Raw records:
# # # #
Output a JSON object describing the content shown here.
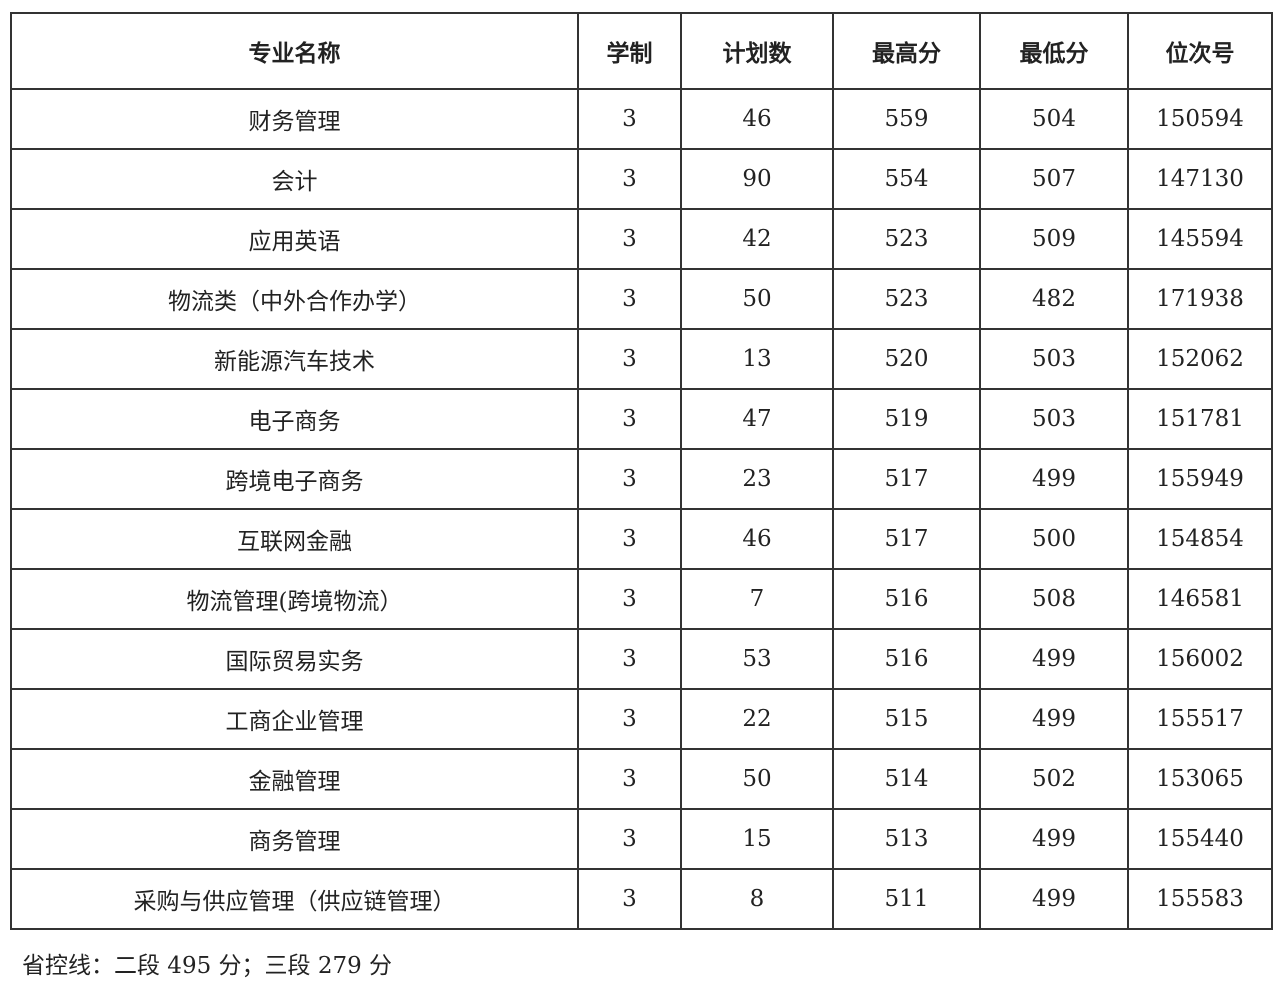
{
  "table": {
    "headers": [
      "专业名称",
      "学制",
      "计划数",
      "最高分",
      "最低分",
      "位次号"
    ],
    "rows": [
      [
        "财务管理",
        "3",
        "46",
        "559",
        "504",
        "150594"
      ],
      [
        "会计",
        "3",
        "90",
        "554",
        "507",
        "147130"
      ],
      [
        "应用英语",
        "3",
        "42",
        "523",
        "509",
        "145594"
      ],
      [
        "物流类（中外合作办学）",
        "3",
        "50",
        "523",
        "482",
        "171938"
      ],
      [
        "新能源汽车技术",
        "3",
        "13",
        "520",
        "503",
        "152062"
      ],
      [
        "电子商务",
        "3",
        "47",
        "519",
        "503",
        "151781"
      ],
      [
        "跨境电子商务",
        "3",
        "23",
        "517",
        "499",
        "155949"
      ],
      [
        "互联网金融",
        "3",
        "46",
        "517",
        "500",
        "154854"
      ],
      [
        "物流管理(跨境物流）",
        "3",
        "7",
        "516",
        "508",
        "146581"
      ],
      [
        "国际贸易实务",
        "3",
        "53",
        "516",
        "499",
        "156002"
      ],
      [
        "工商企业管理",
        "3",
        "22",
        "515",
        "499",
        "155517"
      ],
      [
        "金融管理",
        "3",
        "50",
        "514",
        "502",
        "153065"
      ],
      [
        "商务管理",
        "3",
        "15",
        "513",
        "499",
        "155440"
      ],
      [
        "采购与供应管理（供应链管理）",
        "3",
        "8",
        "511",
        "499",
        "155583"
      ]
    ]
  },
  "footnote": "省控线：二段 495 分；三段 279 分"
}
# # # #
> [Exercise description] Go through the listing above and write it all out exactly, leaving out any picture.

> [Task answer]
Output a JSON object describing the content shown here.
{
  "table": {
    "headers": [
      "专业名称",
      "学制",
      "计划数",
      "最高分",
      "最低分",
      "位次号"
    ],
    "rows": [
      [
        "财务管理",
        "3",
        "46",
        "559",
        "504",
        "150594"
      ],
      [
        "会计",
        "3",
        "90",
        "554",
        "507",
        "147130"
      ],
      [
        "应用英语",
        "3",
        "42",
        "523",
        "509",
        "145594"
      ],
      [
        "物流类（中外合作办学）",
        "3",
        "50",
        "523",
        "482",
        "171938"
      ],
      [
        "新能源汽车技术",
        "3",
        "13",
        "520",
        "503",
        "152062"
      ],
      [
        "电子商务",
        "3",
        "47",
        "519",
        "503",
        "151781"
      ],
      [
        "跨境电子商务",
        "3",
        "23",
        "517",
        "499",
        "155949"
      ],
      [
        "互联网金融",
        "3",
        "46",
        "517",
        "500",
        "154854"
      ],
      [
        "物流管理(跨境物流）",
        "3",
        "7",
        "516",
        "508",
        "146581"
      ],
      [
        "国际贸易实务",
        "3",
        "53",
        "516",
        "499",
        "156002"
      ],
      [
        "工商企业管理",
        "3",
        "22",
        "515",
        "499",
        "155517"
      ],
      [
        "金融管理",
        "3",
        "50",
        "514",
        "502",
        "153065"
      ],
      [
        "商务管理",
        "3",
        "15",
        "513",
        "499",
        "155440"
      ],
      [
        "采购与供应管理（供应链管理）",
        "3",
        "8",
        "511",
        "499",
        "155583"
      ]
    ]
  },
  "footnote": "省控线：二段 495 分；三段 279 分"
}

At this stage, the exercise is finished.